Data records:
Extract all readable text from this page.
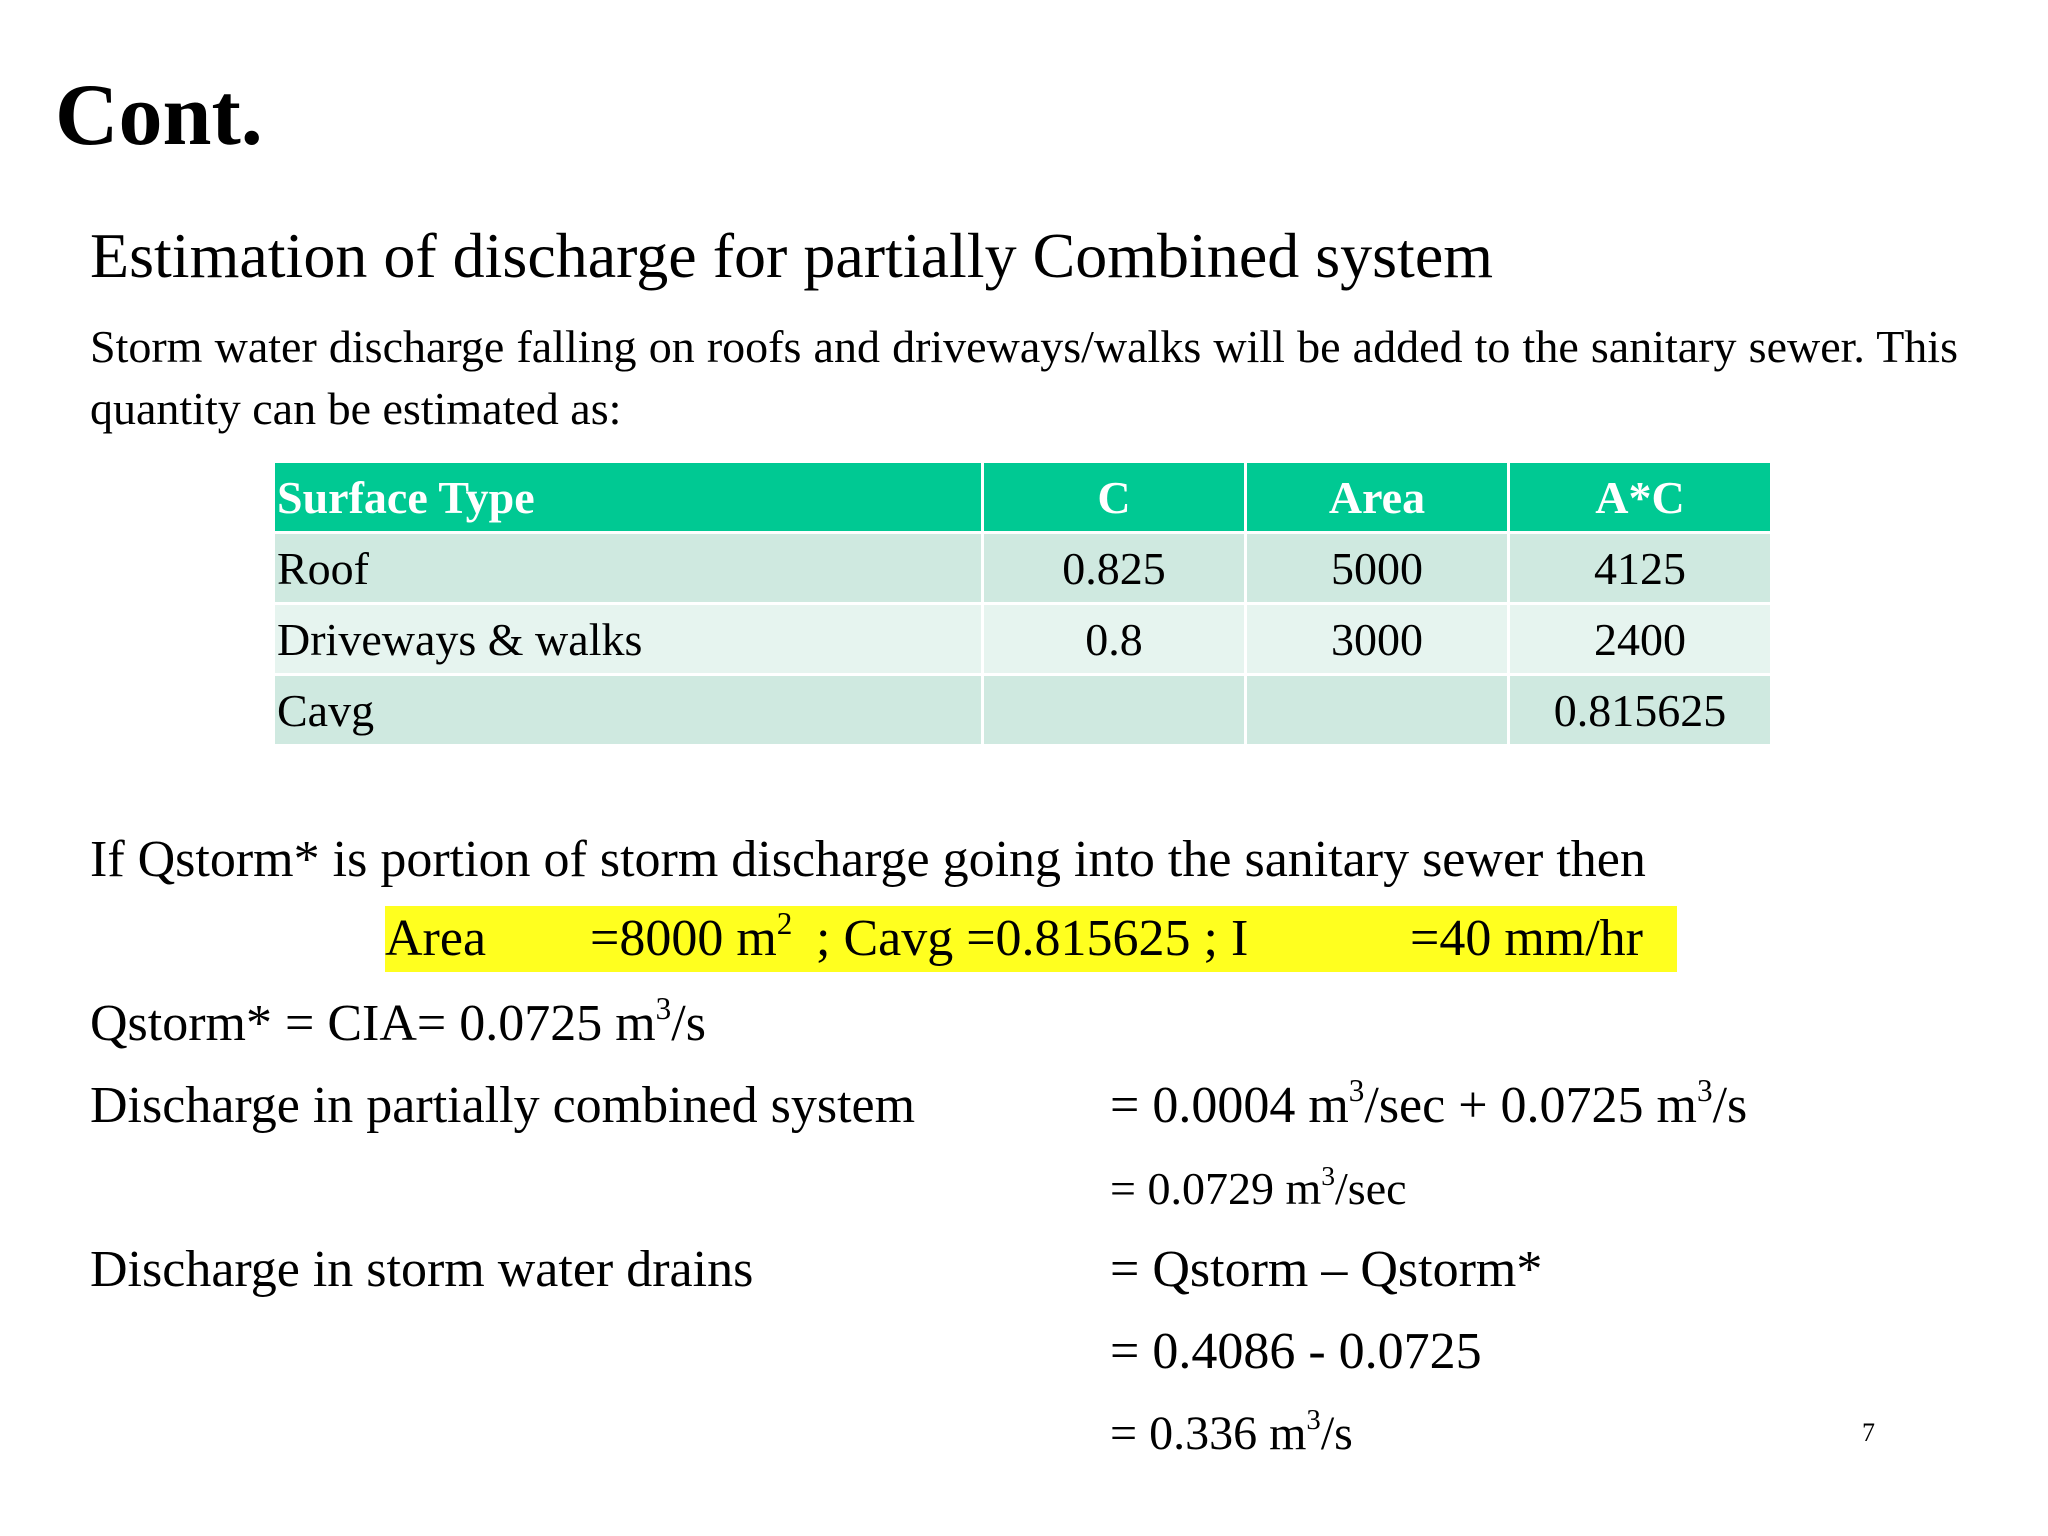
Cont.
Estimation of discharge for partially Combined system
Storm water discharge falling on roofs and driveways/walks will be added to the sanitary sewer. This quantity can be estimated as:
Surface Type	C	Area	A*C
Roof	0.825	5000	4125
Driveways & walks	0.8	3000	2400
Cavg			0.815625
If Qstorm* is portion of storm discharge going into the sanitary sewer then
Area =8000 $m^2$ ; Cavg =0.815625 ; I	=40 mm/hr
Qstorm* = CIA= 0.0725 $m^3/s$
Discharge in partially combined system	= 0.0004 $m^3/\sec + 0.0725$ $m^3/s$
= 0.0729 $m^3/\sec$
Discharge in storm water drains	= Qstorm – Qstorm*
= 0.4086 - 0.0725
= 0.336 $m^3/s$	7
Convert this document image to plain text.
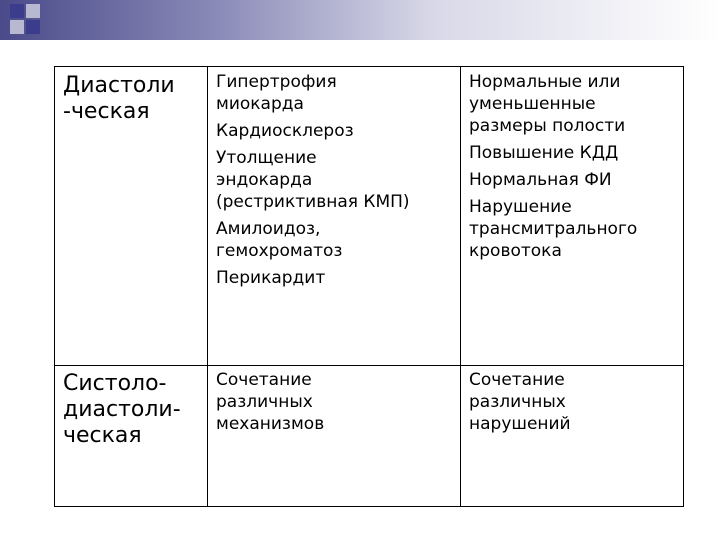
Диастоли
-ческая
Гипертрофия
миокарда
Кардиосклероз
Утолщение
эндокарда
(рестриктивная КМП)
Амилоидоз,
гемохроматоз
Перикардит
Нормальные или
уменьшенные
размеры полости
Повышение КДД
Нормальная ФИ
Нарушение
трансмитрального
кровотока
Систоло-
диастоли-
ческая
Сочетание
различных
механизмов
Сочетание
различных
нарушений
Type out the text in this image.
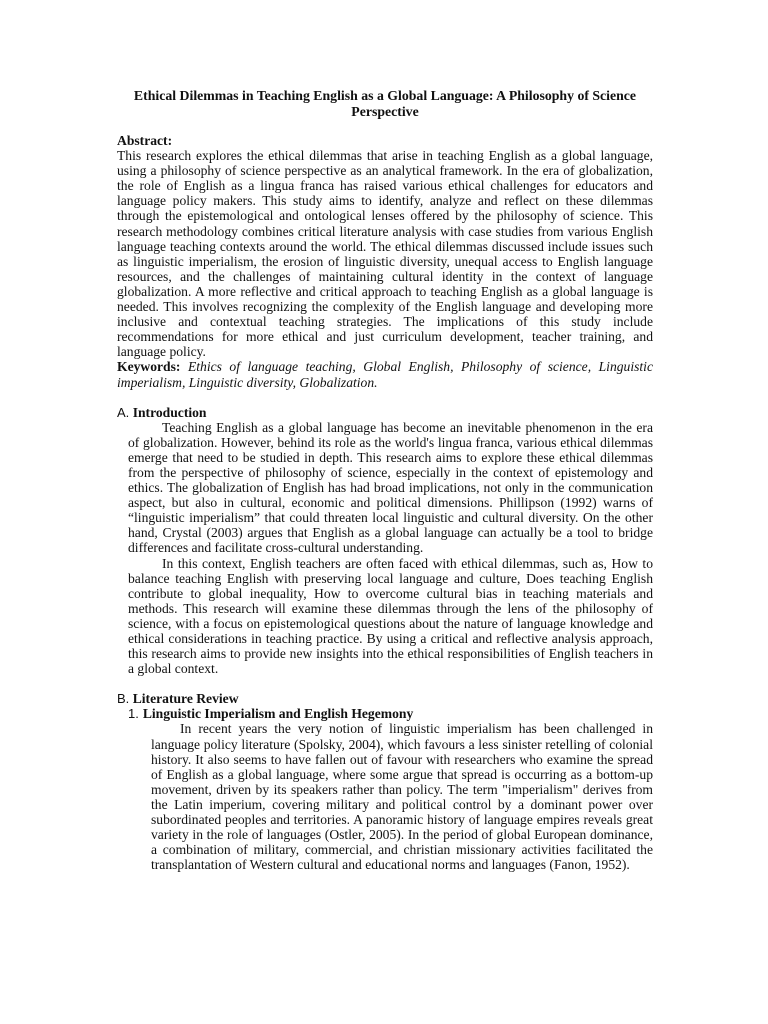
Ethical Dilemmas in Teaching English as a Global Language: A Philosophy of Science Perspective
Abstract:

This research explores the ethical dilemmas that arise in teaching English as a global language, using a philosophy of science perspective as an analytical framework. In the era of globalization, the role of English as a lingua franca has raised various ethical challenges for educators and language policy makers. This study aims to identify, analyze and reflect on these dilemmas through the epistemological and ontological lenses offered by the philosophy of science. This research methodology combines critical literature analysis with case studies from various English language teaching contexts around the world. The ethical dilemmas discussed include issues such as linguistic imperialism, the erosion of linguistic diversity, unequal access to English language resources, and the challenges of maintaining cultural identity in the context of language globalization. A more reflective and critical approach to teaching English as a global language is needed. This involves recognizing the complexity of the English language and developing more inclusive and contextual teaching strategies. The implications of this study include recommendations for more ethical and just curriculum development, teacher training, and language policy.

Keywords: Ethics of language teaching, Global English, Philosophy of science, Linguistic imperialism, Linguistic diversity, Globalization.

A. Introduction

Teaching English as a global language has become an inevitable phenomenon in the era of globalization. However, behind its role as the world's lingua franca, various ethical dilemmas emerge that need to be studied in depth. This research aims to explore these ethical dilemmas from the perspective of philosophy of science, especially in the context of epistemology and ethics. The globalization of English has had broad implications, not only in the communication aspect, but also in cultural, economic and political dimensions. Phillipson (1992) warns of “linguistic imperialism” that could threaten local linguistic and cultural diversity. On the other hand, Crystal (2003) argues that English as a global language can actually be a tool to bridge differences and facilitate cross-cultural understanding.

In this context, English teachers are often faced with ethical dilemmas, such as, How to balance teaching English with preserving local language and culture, Does teaching English contribute to global inequality, How to overcome cultural bias in teaching materials and methods. This research will examine these dilemmas through the lens of the philosophy of science, with a focus on epistemological questions about the nature of language knowledge and ethical considerations in teaching practice. By using a critical and reflective analysis approach, this research aims to provide new insights into the ethical responsibilities of English teachers in a global context.

B. Literature Review
1. Linguistic Imperialism and English Hegemony

In recent years the very notion of linguistic imperialism has been challenged in language policy literature (Spolsky, 2004), which favours a less sinister retelling of colonial history. It also seems to have fallen out of favour with researchers who examine the spread of English as a global language, where some argue that spread is occurring as a bottom-up movement, driven by its speakers rather than policy. The term "imperialism" derives from the Latin imperium, covering military and political control by a dominant power over subordinated peoples and territories. A panoramic history of language empires reveals great variety in the role of languages (Ostler, 2005). In the period of global European dominance, a combination of military, commercial, and christian missionary activities facilitated the transplantation of Western cultural and educational norms and languages (Fanon, 1952).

Stated goal: Provide only the number of lines in the records containing the string "Cavg".

Response below: 2